(Dataset records)
══════════

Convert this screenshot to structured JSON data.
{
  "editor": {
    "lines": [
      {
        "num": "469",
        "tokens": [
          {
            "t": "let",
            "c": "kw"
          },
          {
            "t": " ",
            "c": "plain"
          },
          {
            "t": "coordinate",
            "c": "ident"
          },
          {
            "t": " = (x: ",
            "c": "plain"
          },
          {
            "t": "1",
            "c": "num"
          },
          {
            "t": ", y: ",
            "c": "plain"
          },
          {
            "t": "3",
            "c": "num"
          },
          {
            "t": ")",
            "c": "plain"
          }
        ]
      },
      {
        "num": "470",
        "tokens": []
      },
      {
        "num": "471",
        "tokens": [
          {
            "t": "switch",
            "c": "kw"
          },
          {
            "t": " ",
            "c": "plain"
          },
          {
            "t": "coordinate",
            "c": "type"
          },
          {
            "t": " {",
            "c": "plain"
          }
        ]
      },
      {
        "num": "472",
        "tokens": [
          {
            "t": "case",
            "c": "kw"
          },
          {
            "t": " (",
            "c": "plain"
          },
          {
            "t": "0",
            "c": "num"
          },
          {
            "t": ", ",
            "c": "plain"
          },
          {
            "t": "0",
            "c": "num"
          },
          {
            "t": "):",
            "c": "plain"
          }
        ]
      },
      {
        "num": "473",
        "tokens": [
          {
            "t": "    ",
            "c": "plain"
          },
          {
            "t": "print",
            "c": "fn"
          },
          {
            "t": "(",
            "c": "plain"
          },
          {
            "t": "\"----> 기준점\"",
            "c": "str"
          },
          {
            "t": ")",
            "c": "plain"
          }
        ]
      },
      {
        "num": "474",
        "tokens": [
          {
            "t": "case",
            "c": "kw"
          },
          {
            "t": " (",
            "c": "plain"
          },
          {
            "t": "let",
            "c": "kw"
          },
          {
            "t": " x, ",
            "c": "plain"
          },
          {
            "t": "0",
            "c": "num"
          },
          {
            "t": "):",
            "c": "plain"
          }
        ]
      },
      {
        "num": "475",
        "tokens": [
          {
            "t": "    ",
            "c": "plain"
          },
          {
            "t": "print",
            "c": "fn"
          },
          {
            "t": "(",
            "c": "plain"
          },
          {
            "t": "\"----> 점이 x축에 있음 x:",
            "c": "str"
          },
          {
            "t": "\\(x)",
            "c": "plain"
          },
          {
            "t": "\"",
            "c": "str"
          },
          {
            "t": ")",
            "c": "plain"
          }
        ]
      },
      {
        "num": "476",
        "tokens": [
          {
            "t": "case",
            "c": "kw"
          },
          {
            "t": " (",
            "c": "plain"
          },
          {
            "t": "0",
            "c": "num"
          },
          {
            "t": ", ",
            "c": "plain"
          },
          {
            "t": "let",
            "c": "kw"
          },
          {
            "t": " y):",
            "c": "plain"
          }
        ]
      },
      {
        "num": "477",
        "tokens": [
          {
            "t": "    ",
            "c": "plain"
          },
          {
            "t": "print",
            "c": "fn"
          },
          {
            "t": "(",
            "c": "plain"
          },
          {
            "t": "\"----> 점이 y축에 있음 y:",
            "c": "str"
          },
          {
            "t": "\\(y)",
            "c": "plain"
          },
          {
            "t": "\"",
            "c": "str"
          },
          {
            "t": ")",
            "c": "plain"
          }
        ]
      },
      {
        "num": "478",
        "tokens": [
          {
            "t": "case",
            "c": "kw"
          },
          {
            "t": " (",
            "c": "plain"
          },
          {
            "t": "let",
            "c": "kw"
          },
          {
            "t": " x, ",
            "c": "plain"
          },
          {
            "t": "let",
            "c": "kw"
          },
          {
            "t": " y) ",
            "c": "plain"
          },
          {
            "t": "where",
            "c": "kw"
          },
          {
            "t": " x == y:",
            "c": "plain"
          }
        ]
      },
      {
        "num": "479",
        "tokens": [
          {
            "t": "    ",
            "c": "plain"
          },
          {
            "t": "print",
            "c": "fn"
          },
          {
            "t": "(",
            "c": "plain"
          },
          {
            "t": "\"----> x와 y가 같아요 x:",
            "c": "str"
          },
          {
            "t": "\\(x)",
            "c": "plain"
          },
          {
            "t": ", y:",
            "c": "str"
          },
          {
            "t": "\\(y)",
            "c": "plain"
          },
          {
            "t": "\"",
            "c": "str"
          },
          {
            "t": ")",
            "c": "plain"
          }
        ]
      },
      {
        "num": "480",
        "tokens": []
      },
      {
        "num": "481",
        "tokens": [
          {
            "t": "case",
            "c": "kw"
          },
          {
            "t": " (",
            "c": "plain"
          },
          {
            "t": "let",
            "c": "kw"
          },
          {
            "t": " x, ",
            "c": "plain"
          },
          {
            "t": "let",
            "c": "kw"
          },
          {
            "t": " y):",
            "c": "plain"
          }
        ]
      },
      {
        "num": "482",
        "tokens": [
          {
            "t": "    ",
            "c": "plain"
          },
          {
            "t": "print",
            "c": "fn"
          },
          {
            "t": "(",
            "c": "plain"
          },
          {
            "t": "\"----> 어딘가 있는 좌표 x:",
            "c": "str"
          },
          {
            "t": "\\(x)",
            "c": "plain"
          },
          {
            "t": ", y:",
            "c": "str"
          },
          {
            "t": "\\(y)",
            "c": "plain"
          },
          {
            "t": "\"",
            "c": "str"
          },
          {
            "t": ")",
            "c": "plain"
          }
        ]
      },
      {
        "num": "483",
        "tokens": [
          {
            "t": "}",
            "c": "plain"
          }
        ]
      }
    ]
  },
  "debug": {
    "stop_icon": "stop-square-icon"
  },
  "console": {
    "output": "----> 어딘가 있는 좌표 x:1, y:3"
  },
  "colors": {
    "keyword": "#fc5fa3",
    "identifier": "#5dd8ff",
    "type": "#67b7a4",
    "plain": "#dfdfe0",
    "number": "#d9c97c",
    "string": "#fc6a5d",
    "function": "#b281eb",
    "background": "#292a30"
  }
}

══════════

## What to produce
Print out all the entries precisely as written.

## Problem solution
Convert this screenshot to structured JSON data.
{
  "editor": {
    "lines": [
      {
        "num": "469",
        "tokens": [
          {
            "t": "let",
            "c": "kw"
          },
          {
            "t": " ",
            "c": "plain"
          },
          {
            "t": "coordinate",
            "c": "ident"
          },
          {
            "t": " = (x: ",
            "c": "plain"
          },
          {
            "t": "1",
            "c": "num"
          },
          {
            "t": ", y: ",
            "c": "plain"
          },
          {
            "t": "3",
            "c": "num"
          },
          {
            "t": ")",
            "c": "plain"
          }
        ]
      },
      {
        "num": "470",
        "tokens": []
      },
      {
        "num": "471",
        "tokens": [
          {
            "t": "switch",
            "c": "kw"
          },
          {
            "t": " ",
            "c": "plain"
          },
          {
            "t": "coordinate",
            "c": "type"
          },
          {
            "t": " {",
            "c": "plain"
          }
        ]
      },
      {
        "num": "472",
        "tokens": [
          {
            "t": "case",
            "c": "kw"
          },
          {
            "t": " (",
            "c": "plain"
          },
          {
            "t": "0",
            "c": "num"
          },
          {
            "t": ", ",
            "c": "plain"
          },
          {
            "t": "0",
            "c": "num"
          },
          {
            "t": "):",
            "c": "plain"
          }
        ]
      },
      {
        "num": "473",
        "tokens": [
          {
            "t": "    ",
            "c": "plain"
          },
          {
            "t": "print",
            "c": "fn"
          },
          {
            "t": "(",
            "c": "plain"
          },
          {
            "t": "\"----> 기준점\"",
            "c": "str"
          },
          {
            "t": ")",
            "c": "plain"
          }
        ]
      },
      {
        "num": "474",
        "tokens": [
          {
            "t": "case",
            "c": "kw"
          },
          {
            "t": " (",
            "c": "plain"
          },
          {
            "t": "let",
            "c": "kw"
          },
          {
            "t": " x, ",
            "c": "plain"
          },
          {
            "t": "0",
            "c": "num"
          },
          {
            "t": "):",
            "c": "plain"
          }
        ]
      },
      {
        "num": "475",
        "tokens": [
          {
            "t": "    ",
            "c": "plain"
          },
          {
            "t": "print",
            "c": "fn"
          },
          {
            "t": "(",
            "c": "plain"
          },
          {
            "t": "\"----> 점이 x축에 있음 x:",
            "c": "str"
          },
          {
            "t": "\\(x)",
            "c": "plain"
          },
          {
            "t": "\"",
            "c": "str"
          },
          {
            "t": ")",
            "c": "plain"
          }
        ]
      },
      {
        "num": "476",
        "tokens": [
          {
            "t": "case",
            "c": "kw"
          },
          {
            "t": " (",
            "c": "plain"
          },
          {
            "t": "0",
            "c": "num"
          },
          {
            "t": ", ",
            "c": "plain"
          },
          {
            "t": "let",
            "c": "kw"
          },
          {
            "t": " y):",
            "c": "plain"
          }
        ]
      },
      {
        "num": "477",
        "tokens": [
          {
            "t": "    ",
            "c": "plain"
          },
          {
            "t": "print",
            "c": "fn"
          },
          {
            "t": "(",
            "c": "plain"
          },
          {
            "t": "\"----> 점이 y축에 있음 y:",
            "c": "str"
          },
          {
            "t": "\\(y)",
            "c": "plain"
          },
          {
            "t": "\"",
            "c": "str"
          },
          {
            "t": ")",
            "c": "plain"
          }
        ]
      },
      {
        "num": "478",
        "tokens": [
          {
            "t": "case",
            "c": "kw"
          },
          {
            "t": " (",
            "c": "plain"
          },
          {
            "t": "let",
            "c": "kw"
          },
          {
            "t": " x, ",
            "c": "plain"
          },
          {
            "t": "let",
            "c": "kw"
          },
          {
            "t": " y) ",
            "c": "plain"
          },
          {
            "t": "where",
            "c": "kw"
          },
          {
            "t": " x == y:",
            "c": "plain"
          }
        ]
      },
      {
        "num": "479",
        "tokens": [
          {
            "t": "    ",
            "c": "plain"
          },
          {
            "t": "print",
            "c": "fn"
          },
          {
            "t": "(",
            "c": "plain"
          },
          {
            "t": "\"----> x와 y가 같아요 x:",
            "c": "str"
          },
          {
            "t": "\\(x)",
            "c": "plain"
          },
          {
            "t": ", y:",
            "c": "str"
          },
          {
            "t": "\\(y)",
            "c": "plain"
          },
          {
            "t": "\"",
            "c": "str"
          },
          {
            "t": ")",
            "c": "plain"
          }
        ]
      },
      {
        "num": "480",
        "tokens": []
      },
      {
        "num": "481",
        "tokens": [
          {
            "t": "case",
            "c": "kw"
          },
          {
            "t": " (",
            "c": "plain"
          },
          {
            "t": "let",
            "c": "kw"
          },
          {
            "t": " x, ",
            "c": "plain"
          },
          {
            "t": "let",
            "c": "kw"
          },
          {
            "t": " y):",
            "c": "plain"
          }
        ]
      },
      {
        "num": "482",
        "tokens": [
          {
            "t": "    ",
            "c": "plain"
          },
          {
            "t": "print",
            "c": "fn"
          },
          {
            "t": "(",
            "c": "plain"
          },
          {
            "t": "\"----> 어딘가 있는 좌표 x:",
            "c": "str"
          },
          {
            "t": "\\(x)",
            "c": "plain"
          },
          {
            "t": ", y:",
            "c": "str"
          },
          {
            "t": "\\(y)",
            "c": "plain"
          },
          {
            "t": "\"",
            "c": "str"
          },
          {
            "t": ")",
            "c": "plain"
          }
        ]
      },
      {
        "num": "483",
        "tokens": [
          {
            "t": "}",
            "c": "plain"
          }
        ]
      }
    ]
  },
  "debug": {
    "stop_icon": "stop-square-icon"
  },
  "console": {
    "output": "----> 어딘가 있는 좌표 x:1, y:3"
  },
  "colors": {
    "keyword": "#fc5fa3",
    "identifier": "#5dd8ff",
    "type": "#67b7a4",
    "plain": "#dfdfe0",
    "number": "#d9c97c",
    "string": "#fc6a5d",
    "function": "#b281eb",
    "background": "#292a30"
  }
}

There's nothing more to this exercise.